* **Dataset records**:
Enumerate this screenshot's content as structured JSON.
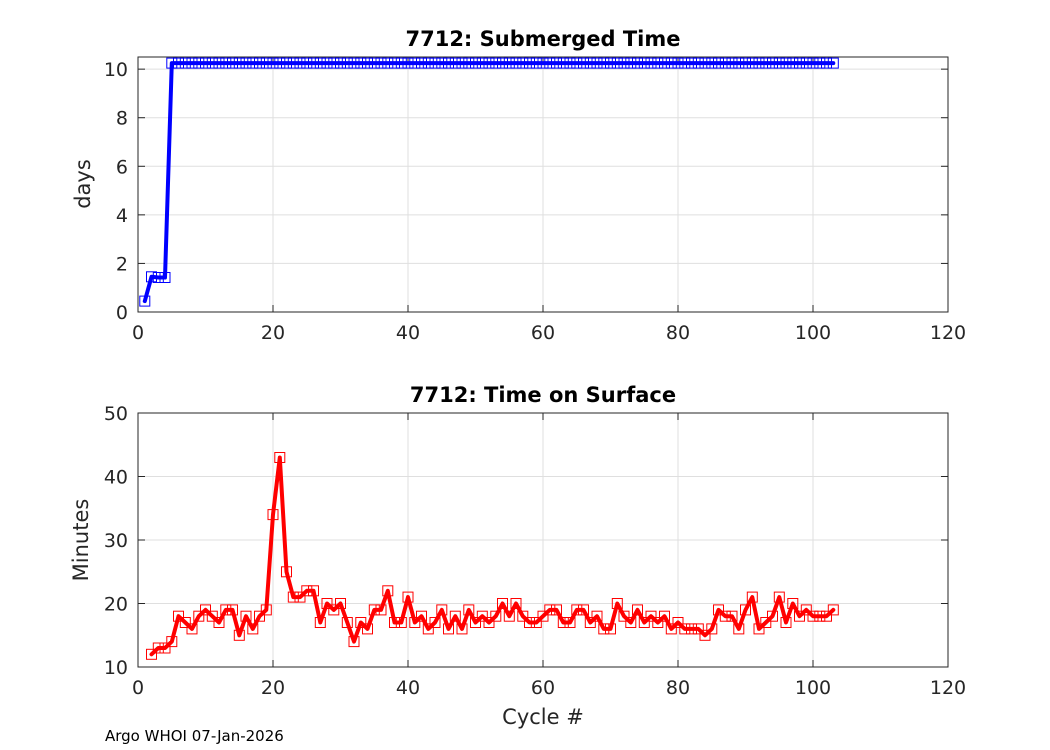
{
  "footer": "Argo WHOI 07-Jan-2026",
  "chart_data": [
    {
      "type": "line",
      "title": "7712: Submerged Time",
      "xlabel": "",
      "ylabel": "days",
      "xlim": [
        0,
        120
      ],
      "ylim": [
        0,
        10.5
      ],
      "xticks": [
        0,
        20,
        40,
        60,
        80,
        100,
        120
      ],
      "yticks": [
        0,
        2,
        4,
        6,
        8,
        10
      ],
      "grid": true,
      "marker": "square",
      "color": "#0000ff",
      "series": [
        {
          "x": [
            1,
            2,
            3,
            4,
            5,
            6,
            7,
            8,
            9,
            10,
            11,
            12,
            13,
            14,
            15,
            16,
            17,
            18,
            19,
            20,
            21,
            22,
            23,
            24,
            25,
            26,
            27,
            28,
            29,
            30,
            31,
            32,
            33,
            34,
            35,
            36,
            37,
            38,
            39,
            40,
            41,
            42,
            43,
            44,
            45,
            46,
            47,
            48,
            49,
            50,
            51,
            52,
            53,
            54,
            55,
            56,
            57,
            58,
            59,
            60,
            61,
            62,
            63,
            64,
            65,
            66,
            67,
            68,
            69,
            70,
            71,
            72,
            73,
            74,
            75,
            76,
            77,
            78,
            79,
            80,
            81,
            82,
            83,
            84,
            85,
            86,
            87,
            88,
            89,
            90,
            91,
            92,
            93,
            94,
            95,
            96,
            97,
            98,
            99,
            100,
            101,
            102,
            103
          ],
          "values": [
            0.45,
            1.45,
            1.42,
            1.42,
            10.25,
            10.25,
            10.25,
            10.25,
            10.25,
            10.25,
            10.25,
            10.25,
            10.25,
            10.25,
            10.25,
            10.25,
            10.25,
            10.25,
            10.25,
            10.25,
            10.25,
            10.25,
            10.25,
            10.25,
            10.25,
            10.25,
            10.25,
            10.25,
            10.25,
            10.25,
            10.25,
            10.25,
            10.25,
            10.25,
            10.25,
            10.25,
            10.25,
            10.25,
            10.25,
            10.25,
            10.25,
            10.25,
            10.25,
            10.25,
            10.25,
            10.25,
            10.25,
            10.25,
            10.25,
            10.25,
            10.25,
            10.25,
            10.25,
            10.25,
            10.25,
            10.25,
            10.25,
            10.25,
            10.25,
            10.25,
            10.25,
            10.25,
            10.25,
            10.25,
            10.25,
            10.25,
            10.25,
            10.25,
            10.25,
            10.25,
            10.25,
            10.25,
            10.25,
            10.25,
            10.25,
            10.25,
            10.25,
            10.25,
            10.25,
            10.25,
            10.25,
            10.25,
            10.25,
            10.25,
            10.25,
            10.25,
            10.25,
            10.25,
            10.25,
            10.25,
            10.25,
            10.25,
            10.25,
            10.25,
            10.25,
            10.25,
            10.25,
            10.25,
            10.25,
            10.25,
            10.25,
            10.25,
            10.25
          ]
        }
      ]
    },
    {
      "type": "line",
      "title": "7712: Time on Surface",
      "xlabel": "Cycle #",
      "ylabel": "Minutes",
      "xlim": [
        0,
        120
      ],
      "ylim": [
        10,
        50
      ],
      "xticks": [
        0,
        20,
        40,
        60,
        80,
        100,
        120
      ],
      "yticks": [
        10,
        20,
        30,
        40,
        50
      ],
      "grid": true,
      "marker": "square",
      "color": "#ff0000",
      "series": [
        {
          "x": [
            2,
            3,
            4,
            5,
            6,
            7,
            8,
            9,
            10,
            11,
            12,
            13,
            14,
            15,
            16,
            17,
            18,
            19,
            20,
            21,
            22,
            23,
            24,
            25,
            26,
            27,
            28,
            29,
            30,
            31,
            32,
            33,
            34,
            35,
            36,
            37,
            38,
            39,
            40,
            41,
            42,
            43,
            44,
            45,
            46,
            47,
            48,
            49,
            50,
            51,
            52,
            53,
            54,
            55,
            56,
            57,
            58,
            59,
            60,
            61,
            62,
            63,
            64,
            65,
            66,
            67,
            68,
            69,
            70,
            71,
            72,
            73,
            74,
            75,
            76,
            77,
            78,
            79,
            80,
            81,
            82,
            83,
            84,
            85,
            86,
            87,
            88,
            89,
            90,
            91,
            92,
            93,
            94,
            95,
            96,
            97,
            98,
            99,
            100,
            101,
            102,
            103
          ],
          "values": [
            12,
            13,
            13,
            14,
            18,
            17,
            16,
            18,
            19,
            18,
            17,
            19,
            19,
            15,
            18,
            16,
            18,
            19,
            34,
            43,
            25,
            21,
            21,
            22,
            22,
            17,
            20,
            19,
            20,
            17,
            14,
            17,
            16,
            19,
            19,
            22,
            17,
            17,
            21,
            17,
            18,
            16,
            17,
            19,
            16,
            18,
            16,
            19,
            17,
            18,
            17,
            18,
            20,
            18,
            20,
            18,
            17,
            17,
            18,
            19,
            19,
            17,
            17,
            19,
            19,
            17,
            18,
            16,
            16,
            20,
            18,
            17,
            19,
            17,
            18,
            17,
            18,
            16,
            17,
            16,
            16,
            16,
            15,
            16,
            19,
            18,
            18,
            16,
            19,
            21,
            16,
            17,
            18,
            21,
            17,
            20,
            18,
            19,
            18,
            18,
            18,
            19
          ]
        }
      ]
    }
  ]
}
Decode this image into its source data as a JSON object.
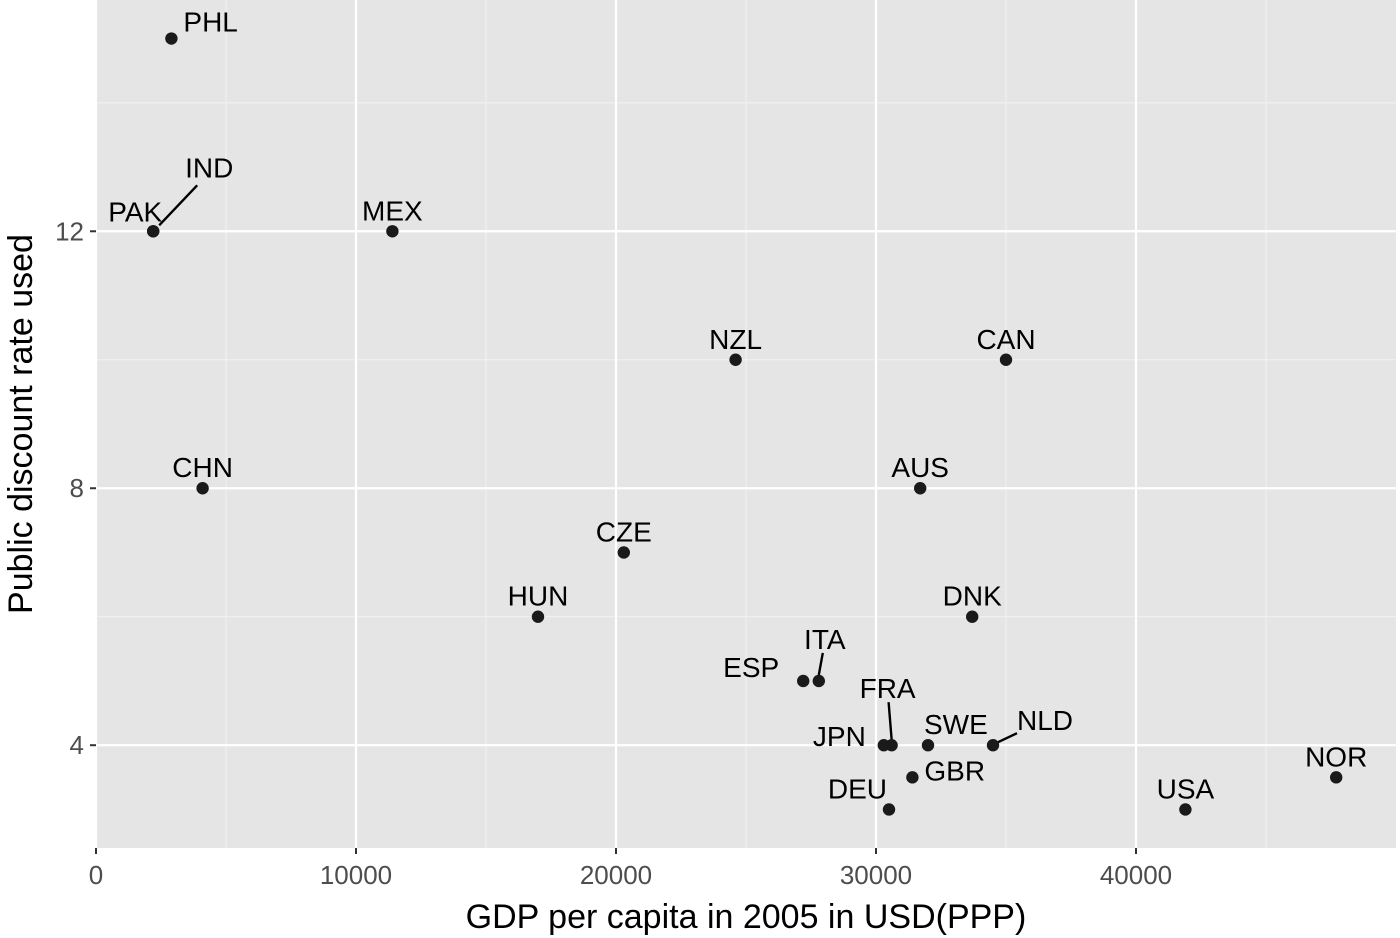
{
  "chart_data": {
    "type": "scatter",
    "xlabel": "GDP per capita in 2005 in USD(PPP)",
    "ylabel": "Public discount rate used",
    "xlim": [
      0,
      50000
    ],
    "ylim": [
      2.4,
      15.6
    ],
    "xticks": [
      0,
      10000,
      20000,
      30000,
      40000
    ],
    "xtick_labels": [
      "0",
      "10000",
      "20000",
      "30000",
      "40000"
    ],
    "yticks": [
      4,
      8,
      12
    ],
    "ytick_labels": [
      "4",
      "8",
      "12"
    ],
    "grid": true,
    "points": [
      {
        "label": "PHL",
        "x": 2900,
        "y": 15
      },
      {
        "label": "PAK",
        "x": 2200,
        "y": 12
      },
      {
        "label": "IND",
        "x": 2200,
        "y": 12
      },
      {
        "label": "MEX",
        "x": 11400,
        "y": 12
      },
      {
        "label": "NZL",
        "x": 24600,
        "y": 10
      },
      {
        "label": "CAN",
        "x": 35000,
        "y": 10
      },
      {
        "label": "CHN",
        "x": 4100,
        "y": 8
      },
      {
        "label": "AUS",
        "x": 31700,
        "y": 8
      },
      {
        "label": "CZE",
        "x": 20300,
        "y": 7
      },
      {
        "label": "HUN",
        "x": 17000,
        "y": 6
      },
      {
        "label": "DNK",
        "x": 33700,
        "y": 6
      },
      {
        "label": "ESP",
        "x": 27200,
        "y": 5
      },
      {
        "label": "ITA",
        "x": 27800,
        "y": 5
      },
      {
        "label": "FRA",
        "x": 30600,
        "y": 4
      },
      {
        "label": "JPN",
        "x": 30300,
        "y": 4
      },
      {
        "label": "SWE",
        "x": 32000,
        "y": 4
      },
      {
        "label": "NLD",
        "x": 34500,
        "y": 4
      },
      {
        "label": "GBR",
        "x": 31400,
        "y": 3.5
      },
      {
        "label": "DEU",
        "x": 30500,
        "y": 3
      },
      {
        "label": "USA",
        "x": 41900,
        "y": 3
      },
      {
        "label": "NOR",
        "x": 47700,
        "y": 3.5
      }
    ]
  }
}
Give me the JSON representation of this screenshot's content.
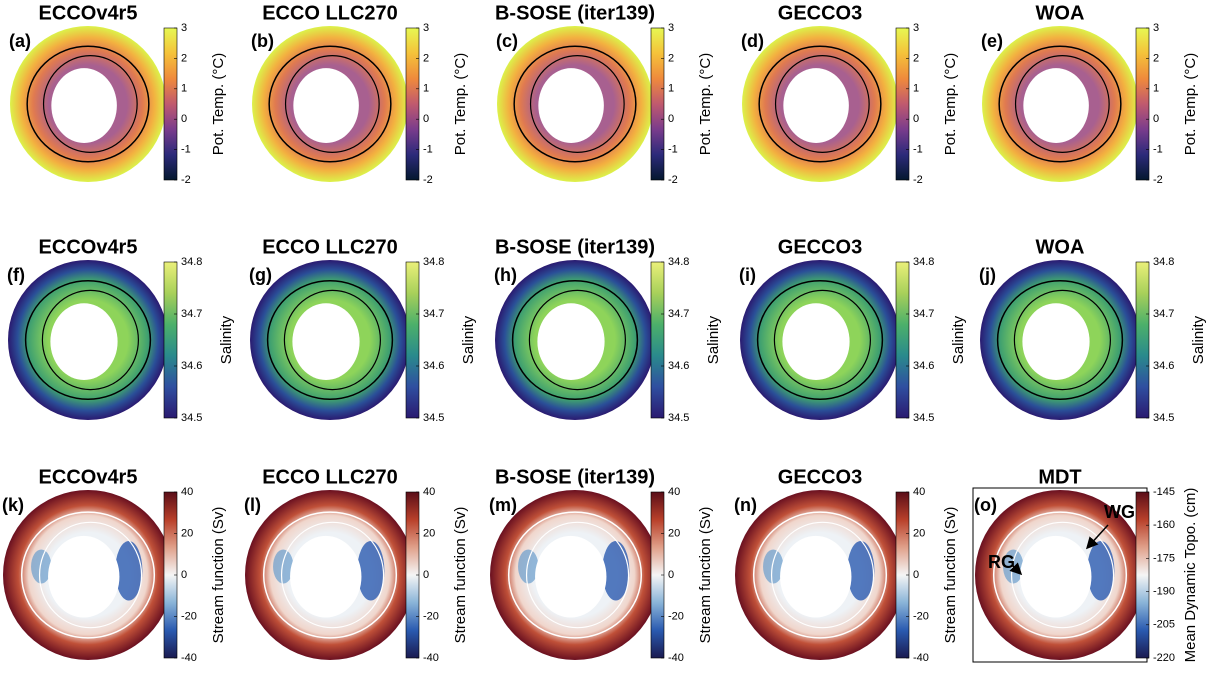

* **Stated task**: Return all of the entries exactly as written, but drop any pictures they hold.

* **Exercise output**:
Enumerate this screenshot's content as structured JSON.
{
  "footer": "Argo WHOI 07-Jan-2026",
  "chart_data": [
    {
      "type": "line",
      "title": "7712: Submerged Time",
      "xlabel": "",
      "ylabel": "days",
      "xlim": [
        0,
        120
      ],
      "ylim": [
        0,
        10.5
      ],
      "xticks": [
        0,
        20,
        40,
        60,
        80,
        100,
        120
      ],
      "yticks": [
        0,
        2,
        4,
        6,
        8,
        10
      ],
      "grid": true,
      "marker": "square",
      "color": "#0000ff",
      "series": [
        {
          "x": [
            1,
            2,
            3,
            4,
            5,
            6,
            7,
            8,
            9,
            10,
            11,
            12,
            13,
            14,
            15,
            16,
            17,
            18,
            19,
            20,
            21,
            22,
            23,
            24,
            25,
            26,
            27,
            28,
            29,
            30,
            31,
            32,
            33,
            34,
            35,
            36,
            37,
            38,
            39,
            40,
            41,
            42,
            43,
            44,
            45,
            46,
            47,
            48,
            49,
            50,
            51,
            52,
            53,
            54,
            55,
            56,
            57,
            58,
            59,
            60,
            61,
            62,
            63,
            64,
            65,
            66,
            67,
            68,
            69,
            70,
            71,
            72,
            73,
            74,
            75,
            76,
            77,
            78,
            79,
            80,
            81,
            82,
            83,
            84,
            85,
            86,
            87,
            88,
            89,
            90,
            91,
            92,
            93,
            94,
            95,
            96,
            97,
            98,
            99,
            100,
            101,
            102,
            103
          ],
          "values": [
            0.45,
            1.45,
            1.42,
            1.42,
            10.25,
            10.25,
            10.25,
            10.25,
            10.25,
            10.25,
            10.25,
            10.25,
            10.25,
            10.25,
            10.25,
            10.25,
            10.25,
            10.25,
            10.25,
            10.25,
            10.25,
            10.25,
            10.25,
            10.25,
            10.25,
            10.25,
            10.25,
            10.25,
            10.25,
            10.25,
            10.25,
            10.25,
            10.25,
            10.25,
            10.25,
            10.25,
            10.25,
            10.25,
            10.25,
            10.25,
            10.25,
            10.25,
            10.25,
            10.25,
            10.25,
            10.25,
            10.25,
            10.25,
            10.25,
            10.25,
            10.25,
            10.25,
            10.25,
            10.25,
            10.25,
            10.25,
            10.25,
            10.25,
            10.25,
            10.25,
            10.25,
            10.25,
            10.25,
            10.25,
            10.25,
            10.25,
            10.25,
            10.25,
            10.25,
            10.25,
            10.25,
            10.25,
            10.25,
            10.25,
            10.25,
            10.25,
            10.25,
            10.25,
            10.25,
            10.25,
            10.25,
            10.25,
            10.25,
            10.25,
            10.25,
            10.25,
            10.25,
            10.25,
            10.25,
            10.25,
            10.25,
            10.25,
            10.25,
            10.25,
            10.25,
            10.25,
            10.25,
            10.25,
            10.25,
            10.25,
            10.25,
            10.25,
            10.25
          ]
        }
      ]
    },
    {
      "type": "line",
      "title": "7712: Time on Surface",
      "xlabel": "Cycle #",
      "ylabel": "Minutes",
      "xlim": [
        0,
        120
      ],
      "ylim": [
        10,
        50
      ],
      "xticks": [
        0,
        20,
        40,
        60,
        80,
        100,
        120
      ],
      "yticks": [
        10,
        20,
        30,
        40,
        50
      ],
      "grid": true,
      "marker": "square",
      "color": "#ff0000",
      "series": [
        {
          "x": [
            2,
            3,
            4,
            5,
            6,
            7,
            8,
            9,
            10,
            11,
            12,
            13,
            14,
            15,
            16,
            17,
            18,
            19,
            20,
            21,
            22,
            23,
            24,
            25,
            26,
            27,
            28,
            29,
            30,
            31,
            32,
            33,
            34,
            35,
            36,
            37,
            38,
            39,
            40,
            41,
            42,
            43,
            44,
            45,
            46,
            47,
            48,
            49,
            50,
            51,
            52,
            53,
            54,
            55,
            56,
            57,
            58,
            59,
            60,
            61,
            62,
            63,
            64,
            65,
            66,
            67,
            68,
            69,
            70,
            71,
            72,
            73,
            74,
            75,
            76,
            77,
            78,
            79,
            80,
            81,
            82,
            83,
            84,
            85,
            86,
            87,
            88,
            89,
            90,
            91,
            92,
            93,
            94,
            95,
            96,
            97,
            98,
            99,
            100,
            101,
            102,
            103
          ],
          "values": [
            12,
            13,
            13,
            14,
            18,
            17,
            16,
            18,
            19,
            18,
            17,
            19,
            19,
            15,
            18,
            16,
            18,
            19,
            34,
            43,
            25,
            21,
            21,
            22,
            22,
            17,
            20,
            19,
            20,
            17,
            14,
            17,
            16,
            19,
            19,
            22,
            17,
            17,
            21,
            17,
            18,
            16,
            17,
            19,
            16,
            18,
            16,
            19,
            17,
            18,
            17,
            18,
            20,
            18,
            20,
            18,
            17,
            17,
            18,
            19,
            19,
            17,
            17,
            19,
            19,
            17,
            18,
            16,
            16,
            20,
            18,
            17,
            19,
            17,
            18,
            17,
            18,
            16,
            17,
            16,
            16,
            16,
            15,
            16,
            19,
            18,
            18,
            16,
            19,
            21,
            16,
            17,
            18,
            21,
            17,
            20,
            18,
            19,
            18,
            18,
            18,
            19
          ]
        }
      ]
    }
  ]
}
Decode this image into its source data as a JSON object.
{
  "chart_data": {
    "type": "scatter",
    "xlabel": "GDP per capita in 2005 in USD(PPP)",
    "ylabel": "Public discount rate used",
    "xlim": [
      0,
      50000
    ],
    "ylim": [
      2.4,
      15.6
    ],
    "xticks": [
      0,
      10000,
      20000,
      30000,
      40000
    ],
    "xtick_labels": [
      "0",
      "10000",
      "20000",
      "30000",
      "40000"
    ],
    "yticks": [
      4,
      8,
      12
    ],
    "ytick_labels": [
      "4",
      "8",
      "12"
    ],
    "grid": true,
    "points": [
      {
        "label": "PHL",
        "x": 2900,
        "y": 15
      },
      {
        "label": "PAK",
        "x": 2200,
        "y": 12
      },
      {
        "label": "IND",
        "x": 2200,
        "y": 12
      },
      {
        "label": "MEX",
        "x": 11400,
        "y": 12
      },
      {
        "label": "NZL",
        "x": 24600,
        "y": 10
      },
      {
        "label": "CAN",
        "x": 35000,
        "y": 10
      },
      {
        "label": "CHN",
        "x": 4100,
        "y": 8
      },
      {
        "label": "AUS",
        "x": 31700,
        "y": 8
      },
      {
        "label": "CZE",
        "x": 20300,
        "y": 7
      },
      {
        "label": "HUN",
        "x": 17000,
        "y": 6
      },
      {
        "label": "DNK",
        "x": 33700,
        "y": 6
      },
      {
        "label": "ESP",
        "x": 27200,
        "y": 5
      },
      {
        "label": "ITA",
        "x": 27800,
        "y": 5
      },
      {
        "label": "FRA",
        "x": 30600,
        "y": 4
      },
      {
        "label": "JPN",
        "x": 30300,
        "y": 4
      },
      {
        "label": "SWE",
        "x": 32000,
        "y": 4
      },
      {
        "label": "NLD",
        "x": 34500,
        "y": 4
      },
      {
        "label": "GBR",
        "x": 31400,
        "y": 3.5
      },
      {
        "label": "DEU",
        "x": 30500,
        "y": 3
      },
      {
        "label": "USA",
        "x": 41900,
        "y": 3
      },
      {
        "label": "NOR",
        "x": 47700,
        "y": 3.5
      }
    ]
  }
}
Give me the JSON representation of this screenshot's content.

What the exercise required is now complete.